Instructions to follow: Go through the entries and transcribe each one exactly, dropping the pictures.

Data for this task:
----

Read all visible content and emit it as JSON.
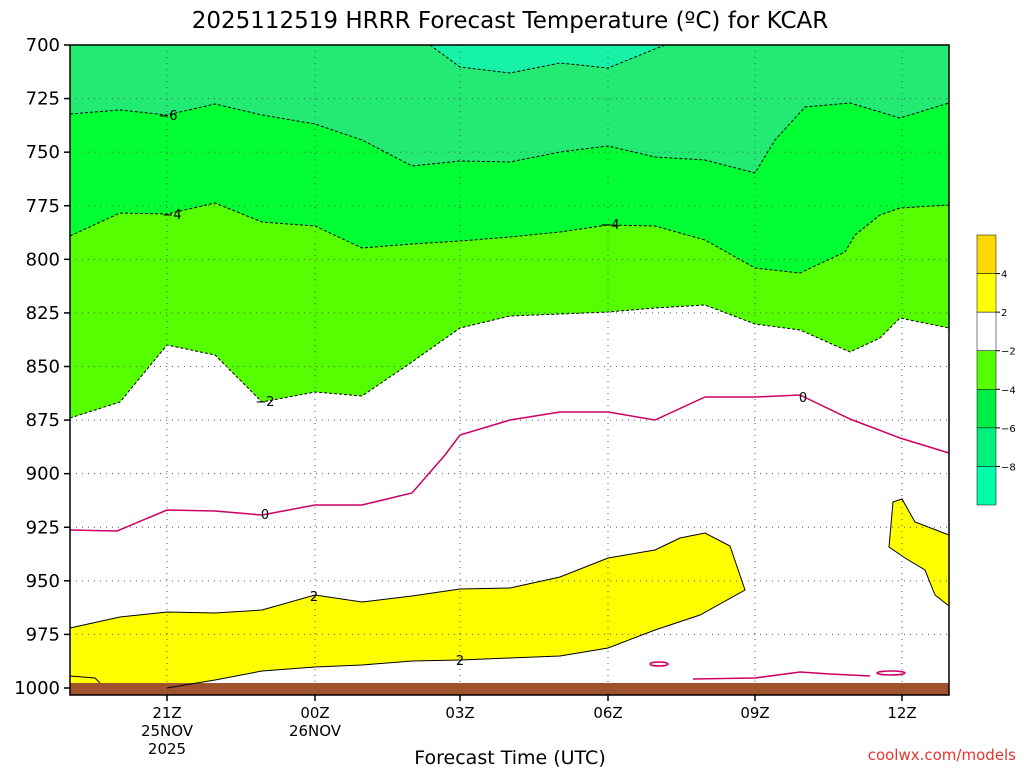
{
  "chart_data": {
    "type": "heatmap",
    "title": "2025112519 HRRR Forecast Temperature (ºC) for KCAR",
    "xlabel": "Forecast Time (UTC)",
    "ylabel": "",
    "y_ticks": [
      "700",
      "725",
      "750",
      "775",
      "800",
      "825",
      "850",
      "875",
      "900",
      "925",
      "950",
      "975",
      "1000"
    ],
    "x_ticks": [
      {
        "label": "21Z",
        "sub": [
          "25NOV",
          "2025"
        ]
      },
      {
        "label": "00Z",
        "sub": [
          "26NOV"
        ]
      },
      {
        "label": "03Z",
        "sub": []
      },
      {
        "label": "06Z",
        "sub": []
      },
      {
        "label": "09Z",
        "sub": []
      },
      {
        "label": "12Z",
        "sub": []
      }
    ],
    "grid": true,
    "legend": {
      "placement": "right",
      "ticks": [
        "4",
        "2",
        "−2",
        "−4",
        "−6",
        "−8"
      ],
      "colors": [
        "#ffd700",
        "#ffff00",
        "#ffffff",
        "#55ff00",
        "#00ee44",
        "#00f07f",
        "#00ffaa"
      ]
    },
    "contour_labels": [
      "−6",
      "−4",
      "−4",
      "−2",
      "0",
      "0",
      "2",
      "2"
    ],
    "colors": {
      "band_m8": "#16f2a6",
      "band_m6": "#22ea72",
      "band_m4": "#00ff33",
      "band_m2": "#55ff00",
      "band_p2": "#ffff00",
      "zero_line": "#cc0066",
      "ground": "#a0522d"
    },
    "credit": "coolwx.com/models"
  }
}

----

Written response:
Read all visible content and emit it as JSON.
{
  "chart_data": {
    "type": "heatmap",
    "title": "2025112519 HRRR Forecast Temperature (ºC) for KCAR",
    "xlabel": "Forecast Time (UTC)",
    "ylabel": "",
    "y_ticks": [
      "700",
      "725",
      "750",
      "775",
      "800",
      "825",
      "850",
      "875",
      "900",
      "925",
      "950",
      "975",
      "1000"
    ],
    "x_ticks": [
      {
        "label": "21Z",
        "sub": [
          "25NOV",
          "2025"
        ]
      },
      {
        "label": "00Z",
        "sub": [
          "26NOV"
        ]
      },
      {
        "label": "03Z",
        "sub": []
      },
      {
        "label": "06Z",
        "sub": []
      },
      {
        "label": "09Z",
        "sub": []
      },
      {
        "label": "12Z",
        "sub": []
      }
    ],
    "grid": true,
    "legend": {
      "placement": "right",
      "ticks": [
        "4",
        "2",
        "−2",
        "−4",
        "−6",
        "−8"
      ],
      "colors": [
        "#ffd700",
        "#ffff00",
        "#ffffff",
        "#55ff00",
        "#00ee44",
        "#00f07f",
        "#00ffaa"
      ]
    },
    "contour_labels": [
      "−6",
      "−4",
      "−4",
      "−2",
      "0",
      "0",
      "2",
      "2"
    ],
    "colors": {
      "band_m8": "#16f2a6",
      "band_m6": "#22ea72",
      "band_m4": "#00ff33",
      "band_m2": "#55ff00",
      "band_p2": "#ffff00",
      "zero_line": "#cc0066",
      "ground": "#a0522d"
    },
    "credit": "coolwx.com/models"
  }
}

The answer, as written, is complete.